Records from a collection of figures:
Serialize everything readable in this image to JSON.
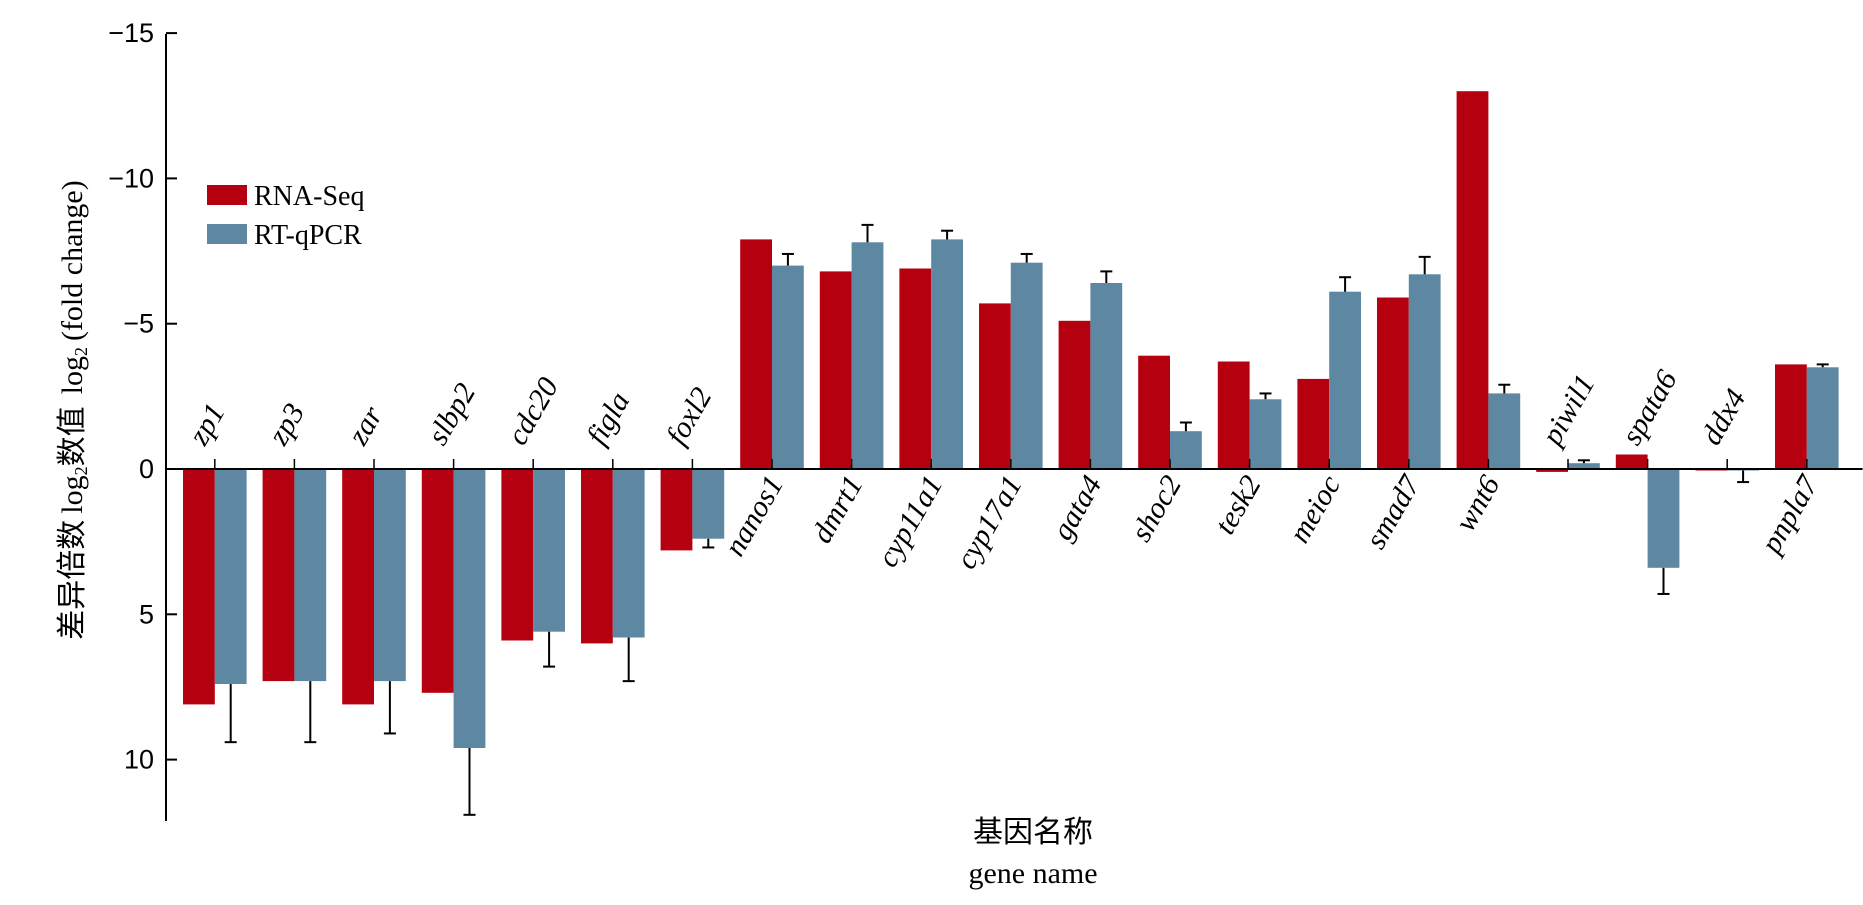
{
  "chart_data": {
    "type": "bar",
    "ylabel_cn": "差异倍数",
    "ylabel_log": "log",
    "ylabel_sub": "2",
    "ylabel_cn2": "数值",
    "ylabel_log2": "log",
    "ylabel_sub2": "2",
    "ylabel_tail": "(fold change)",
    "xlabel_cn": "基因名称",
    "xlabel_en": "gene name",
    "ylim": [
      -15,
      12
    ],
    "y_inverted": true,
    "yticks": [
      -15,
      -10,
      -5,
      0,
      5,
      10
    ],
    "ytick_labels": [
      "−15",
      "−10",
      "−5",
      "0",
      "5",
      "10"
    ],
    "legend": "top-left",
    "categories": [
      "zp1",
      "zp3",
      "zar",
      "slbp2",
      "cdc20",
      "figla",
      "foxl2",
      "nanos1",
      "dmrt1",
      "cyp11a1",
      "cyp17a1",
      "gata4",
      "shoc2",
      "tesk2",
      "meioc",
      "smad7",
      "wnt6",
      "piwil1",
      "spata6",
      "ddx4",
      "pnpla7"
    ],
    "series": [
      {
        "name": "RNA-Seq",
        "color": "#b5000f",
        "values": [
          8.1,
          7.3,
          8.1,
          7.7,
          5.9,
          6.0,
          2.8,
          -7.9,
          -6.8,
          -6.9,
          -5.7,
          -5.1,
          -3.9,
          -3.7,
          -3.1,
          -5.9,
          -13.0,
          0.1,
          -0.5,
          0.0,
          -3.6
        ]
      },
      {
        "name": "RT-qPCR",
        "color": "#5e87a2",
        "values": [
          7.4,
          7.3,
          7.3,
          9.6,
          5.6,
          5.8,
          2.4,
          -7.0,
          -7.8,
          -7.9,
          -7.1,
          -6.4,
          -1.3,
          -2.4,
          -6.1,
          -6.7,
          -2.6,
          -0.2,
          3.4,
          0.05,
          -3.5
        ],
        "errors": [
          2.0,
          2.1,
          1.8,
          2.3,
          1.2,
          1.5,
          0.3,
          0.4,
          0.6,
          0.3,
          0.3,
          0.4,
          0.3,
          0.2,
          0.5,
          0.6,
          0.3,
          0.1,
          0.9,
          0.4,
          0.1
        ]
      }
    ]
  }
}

WHAT THE EXERCISE ASKS
Exclude the images, then output the data above word for word.

SOLUTION FOR THIS EXERCISE
Serialize everything readable in this image to JSON.
{
  "chart_data": {
    "type": "bar",
    "ylabel_cn": "差异倍数",
    "ylabel_log": "log",
    "ylabel_sub": "2",
    "ylabel_cn2": "数值",
    "ylabel_log2": "log",
    "ylabel_sub2": "2",
    "ylabel_tail": "(fold change)",
    "xlabel_cn": "基因名称",
    "xlabel_en": "gene name",
    "ylim": [
      -15,
      12
    ],
    "y_inverted": true,
    "yticks": [
      -15,
      -10,
      -5,
      0,
      5,
      10
    ],
    "ytick_labels": [
      "−15",
      "−10",
      "−5",
      "0",
      "5",
      "10"
    ],
    "legend": "top-left",
    "categories": [
      "zp1",
      "zp3",
      "zar",
      "slbp2",
      "cdc20",
      "figla",
      "foxl2",
      "nanos1",
      "dmrt1",
      "cyp11a1",
      "cyp17a1",
      "gata4",
      "shoc2",
      "tesk2",
      "meioc",
      "smad7",
      "wnt6",
      "piwil1",
      "spata6",
      "ddx4",
      "pnpla7"
    ],
    "series": [
      {
        "name": "RNA-Seq",
        "color": "#b5000f",
        "values": [
          8.1,
          7.3,
          8.1,
          7.7,
          5.9,
          6.0,
          2.8,
          -7.9,
          -6.8,
          -6.9,
          -5.7,
          -5.1,
          -3.9,
          -3.7,
          -3.1,
          -5.9,
          -13.0,
          0.1,
          -0.5,
          0.0,
          -3.6
        ]
      },
      {
        "name": "RT-qPCR",
        "color": "#5e87a2",
        "values": [
          7.4,
          7.3,
          7.3,
          9.6,
          5.6,
          5.8,
          2.4,
          -7.0,
          -7.8,
          -7.9,
          -7.1,
          -6.4,
          -1.3,
          -2.4,
          -6.1,
          -6.7,
          -2.6,
          -0.2,
          3.4,
          0.05,
          -3.5
        ],
        "errors": [
          2.0,
          2.1,
          1.8,
          2.3,
          1.2,
          1.5,
          0.3,
          0.4,
          0.6,
          0.3,
          0.3,
          0.4,
          0.3,
          0.2,
          0.5,
          0.6,
          0.3,
          0.1,
          0.9,
          0.4,
          0.1
        ]
      }
    ]
  }
}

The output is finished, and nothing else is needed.